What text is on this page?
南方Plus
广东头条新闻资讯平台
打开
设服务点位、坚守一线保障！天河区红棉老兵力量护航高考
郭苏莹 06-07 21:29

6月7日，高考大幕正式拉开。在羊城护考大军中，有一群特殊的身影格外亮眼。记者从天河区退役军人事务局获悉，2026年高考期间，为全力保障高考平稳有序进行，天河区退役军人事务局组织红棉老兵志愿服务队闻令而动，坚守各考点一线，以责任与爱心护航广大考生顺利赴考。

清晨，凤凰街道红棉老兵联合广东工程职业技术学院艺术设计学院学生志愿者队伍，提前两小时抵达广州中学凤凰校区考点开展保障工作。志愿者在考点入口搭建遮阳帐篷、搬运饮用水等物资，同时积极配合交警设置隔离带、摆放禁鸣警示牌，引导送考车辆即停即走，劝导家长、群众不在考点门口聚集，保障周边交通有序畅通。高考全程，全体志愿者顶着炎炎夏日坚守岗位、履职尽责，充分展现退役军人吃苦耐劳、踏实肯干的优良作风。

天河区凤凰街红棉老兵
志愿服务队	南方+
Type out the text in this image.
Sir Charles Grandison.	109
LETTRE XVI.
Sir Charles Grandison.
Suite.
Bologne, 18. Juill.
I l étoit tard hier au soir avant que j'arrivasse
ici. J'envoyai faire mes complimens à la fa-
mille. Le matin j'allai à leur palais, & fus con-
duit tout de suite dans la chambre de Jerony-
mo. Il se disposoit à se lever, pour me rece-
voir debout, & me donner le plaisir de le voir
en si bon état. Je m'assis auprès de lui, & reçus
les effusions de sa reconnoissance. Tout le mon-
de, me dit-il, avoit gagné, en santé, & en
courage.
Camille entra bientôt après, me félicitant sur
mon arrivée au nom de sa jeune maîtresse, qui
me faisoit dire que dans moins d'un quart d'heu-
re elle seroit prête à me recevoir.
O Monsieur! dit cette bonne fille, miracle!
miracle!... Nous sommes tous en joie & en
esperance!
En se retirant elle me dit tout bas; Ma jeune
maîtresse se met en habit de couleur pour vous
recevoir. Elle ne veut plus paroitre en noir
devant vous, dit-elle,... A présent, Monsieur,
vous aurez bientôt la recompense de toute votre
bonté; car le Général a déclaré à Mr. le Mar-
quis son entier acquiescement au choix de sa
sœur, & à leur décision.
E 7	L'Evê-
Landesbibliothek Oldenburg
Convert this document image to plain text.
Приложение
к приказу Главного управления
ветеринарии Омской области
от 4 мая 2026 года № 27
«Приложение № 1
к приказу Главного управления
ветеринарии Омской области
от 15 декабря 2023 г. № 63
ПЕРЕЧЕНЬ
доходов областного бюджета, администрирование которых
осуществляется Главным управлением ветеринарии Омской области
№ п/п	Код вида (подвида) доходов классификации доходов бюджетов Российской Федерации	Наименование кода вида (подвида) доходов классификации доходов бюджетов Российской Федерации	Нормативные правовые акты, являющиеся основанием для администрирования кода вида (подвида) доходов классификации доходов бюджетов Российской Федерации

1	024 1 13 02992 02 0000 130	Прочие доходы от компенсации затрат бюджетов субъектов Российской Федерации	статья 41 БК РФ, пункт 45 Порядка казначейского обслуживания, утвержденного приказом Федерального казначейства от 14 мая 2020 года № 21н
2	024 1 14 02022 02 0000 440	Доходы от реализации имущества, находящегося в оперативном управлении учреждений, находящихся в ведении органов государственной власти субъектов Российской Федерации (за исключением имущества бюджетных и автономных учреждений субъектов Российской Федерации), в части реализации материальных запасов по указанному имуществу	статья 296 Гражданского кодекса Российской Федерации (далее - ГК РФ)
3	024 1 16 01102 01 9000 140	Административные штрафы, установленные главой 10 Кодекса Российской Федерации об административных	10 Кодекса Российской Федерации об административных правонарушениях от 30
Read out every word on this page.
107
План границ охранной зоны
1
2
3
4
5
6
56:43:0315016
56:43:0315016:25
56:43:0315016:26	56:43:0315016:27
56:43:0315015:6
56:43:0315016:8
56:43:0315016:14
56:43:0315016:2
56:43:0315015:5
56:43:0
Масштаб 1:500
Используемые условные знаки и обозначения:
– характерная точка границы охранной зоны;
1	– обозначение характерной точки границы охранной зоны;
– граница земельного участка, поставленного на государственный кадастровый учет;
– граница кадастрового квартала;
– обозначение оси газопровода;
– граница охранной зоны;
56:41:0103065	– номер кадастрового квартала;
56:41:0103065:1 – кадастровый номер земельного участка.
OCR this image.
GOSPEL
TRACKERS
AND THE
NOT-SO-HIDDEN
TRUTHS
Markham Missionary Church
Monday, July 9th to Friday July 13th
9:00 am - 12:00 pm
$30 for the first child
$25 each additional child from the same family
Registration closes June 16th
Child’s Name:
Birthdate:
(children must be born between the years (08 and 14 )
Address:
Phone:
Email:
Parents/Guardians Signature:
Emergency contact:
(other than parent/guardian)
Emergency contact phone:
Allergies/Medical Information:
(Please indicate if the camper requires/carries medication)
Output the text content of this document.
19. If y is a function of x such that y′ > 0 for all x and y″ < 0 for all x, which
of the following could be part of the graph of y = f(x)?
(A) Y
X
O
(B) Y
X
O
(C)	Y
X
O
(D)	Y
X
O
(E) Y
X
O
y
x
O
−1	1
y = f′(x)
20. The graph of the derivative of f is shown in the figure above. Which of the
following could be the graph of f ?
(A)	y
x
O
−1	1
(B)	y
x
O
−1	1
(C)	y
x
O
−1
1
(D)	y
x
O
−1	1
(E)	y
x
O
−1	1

WORK TO BE COMPLETED: Write out every line of the material again, exactly as it reads.

SOLUTION TO THE EXERCISE:
What text is on this page?
南方Plus
广东头条新闻资讯平台
打开
设服务点位、坚守一线保障！天河区红棉老兵力量护航高考
郭苏莹 06-07 21:29

6月7日，高考大幕正式拉开。在羊城护考大军中，有一群特殊的身影格外亮眼。记者从天河区退役军人事务局获悉，2026年高考期间，为全力保障高考平稳有序进行，天河区退役军人事务局组织红棉老兵志愿服务队闻令而动，坚守各考点一线，以责任与爱心护航广大考生顺利赴考。

清晨，凤凰街道红棉老兵联合广东工程职业技术学院艺术设计学院学生志愿者队伍，提前两小时抵达广州中学凤凰校区考点开展保障工作。志愿者在考点入口搭建遮阳帐篷、搬运饮用水等物资，同时积极配合交警设置隔离带、摆放禁鸣警示牌，引导送考车辆即停即走，劝导家长、群众不在考点门口聚集，保障周边交通有序畅通。高考全程，全体志愿者顶着炎炎夏日坚守岗位、履职尽责，充分展现退役军人吃苦耐劳、踏实肯干的优良作风。

天河区凤凰街红棉老兵
志愿服务队	南方+
Type out the text in this image.
Sir Charles Grandison.	109
LETTRE XVI.
Sir Charles Grandison.
Suite.
Bologne, 18. Juill.
I l étoit tard hier au soir avant que j'arrivasse
ici. J'envoyai faire mes complimens à la fa-
mille. Le matin j'allai à leur palais, & fus con-
duit tout de suite dans la chambre de Jerony-
mo. Il se disposoit à se lever, pour me rece-
voir debout, & me donner le plaisir de le voir
en si bon état. Je m'assis auprès de lui, & reçus
les effusions de sa reconnoissance. Tout le mon-
de, me dit-il, avoit gagné, en santé, & en
courage.
Camille entra bientôt après, me félicitant sur
mon arrivée au nom de sa jeune maîtresse, qui
me faisoit dire que dans moins d'un quart d'heu-
re elle seroit prête à me recevoir.
O Monsieur! dit cette bonne fille, miracle!
miracle!... Nous sommes tous en joie & en
esperance!
En se retirant elle me dit tout bas; Ma jeune
maîtresse se met en habit de couleur pour vous
recevoir. Elle ne veut plus paroitre en noir
devant vous, dit-elle,... A présent, Monsieur,
vous aurez bientôt la recompense de toute votre
bonté; car le Général a déclaré à Mr. le Mar-
quis son entier acquiescement au choix de sa
sœur, & à leur décision.
E 7	L'Evê-
Landesbibliothek Oldenburg
Convert this document image to plain text.
Приложение
к приказу Главного управления
ветеринарии Омской области
от 4 мая 2026 года № 27
«Приложение № 1
к приказу Главного управления
ветеринарии Омской области
от 15 декабря 2023 г. № 63
ПЕРЕЧЕНЬ
доходов областного бюджета, администрирование которых
осуществляется Главным управлением ветеринарии Омской области
№ п/п	Код вида (подвида) доходов классификации доходов бюджетов Российской Федерации	Наименование кода вида (подвида) доходов классификации доходов бюджетов Российской Федерации	Нормативные правовые акты, являющиеся основанием для администрирования кода вида (подвида) доходов классификации доходов бюджетов Российской Федерации

1	024 1 13 02992 02 0000 130	Прочие доходы от компенсации затрат бюджетов субъектов Российской Федерации	статья 41 БК РФ, пункт 45 Порядка казначейского обслуживания, утвержденного приказом Федерального казначейства от 14 мая 2020 года № 21н
2	024 1 14 02022 02 0000 440	Доходы от реализации имущества, находящегося в оперативном управлении учреждений, находящихся в ведении органов государственной власти субъектов Российской Федерации (за исключением имущества бюджетных и автономных учреждений субъектов Российской Федерации), в части реализации материальных запасов по указанному имуществу	статья 296 Гражданского кодекса Российской Федерации (далее - ГК РФ)
3	024 1 16 01102 01 9000 140	Административные штрафы, установленные главой 10 Кодекса Российской Федерации об административных	10 Кодекса Российской Федерации об административных правонарушениях от 30
Read out every word on this page.
107
План границ охранной зоны
1
2
3
4
5
6
56:43:0315016
56:43:0315016:25
56:43:0315016:26	56:43:0315016:27
56:43:0315015:6
56:43:0315016:8
56:43:0315016:14
56:43:0315016:2
56:43:0315015:5
56:43:0
Масштаб 1:500
Используемые условные знаки и обозначения:
– характерная точка границы охранной зоны;
1	– обозначение характерной точки границы охранной зоны;
– граница земельного участка, поставленного на государственный кадастровый учет;
– граница кадастрового квартала;
– обозначение оси газопровода;
– граница охранной зоны;
56:41:0103065	– номер кадастрового квартала;
56:41:0103065:1 – кадастровый номер земельного участка.
OCR this image.
GOSPEL
TRACKERS
AND THE
NOT-SO-HIDDEN
TRUTHS
Markham Missionary Church
Monday, July 9th to Friday July 13th
9:00 am - 12:00 pm
$30 for the first child
$25 each additional child from the same family
Registration closes June 16th
Child’s Name:
Birthdate:
(children must be born between the years (08 and 14 )
Address:
Phone:
Email:
Parents/Guardians Signature:
Emergency contact:
(other than parent/guardian)
Emergency contact phone:
Allergies/Medical Information:
(Please indicate if the camper requires/carries medication)
Output the text content of this document.
19. If y is a function of x such that y′ > 0 for all x and y″ < 0 for all x, which
of the following could be part of the graph of y = f(x)?
(A) Y
X
O
(B) Y
X
O
(C)	Y
X
O
(D)	Y
X
O
(E) Y
X
O
y
x
O
−1	1
y = f′(x)
20. The graph of the derivative of f is shown in the figure above. Which of the
following could be the graph of f ?
(A)	y
x
O
−1	1
(B)	y
x
O
−1	1
(C)	y
x
O
−1
1
(D)	y
x
O
−1	1
(E)	y
x
O
−1	1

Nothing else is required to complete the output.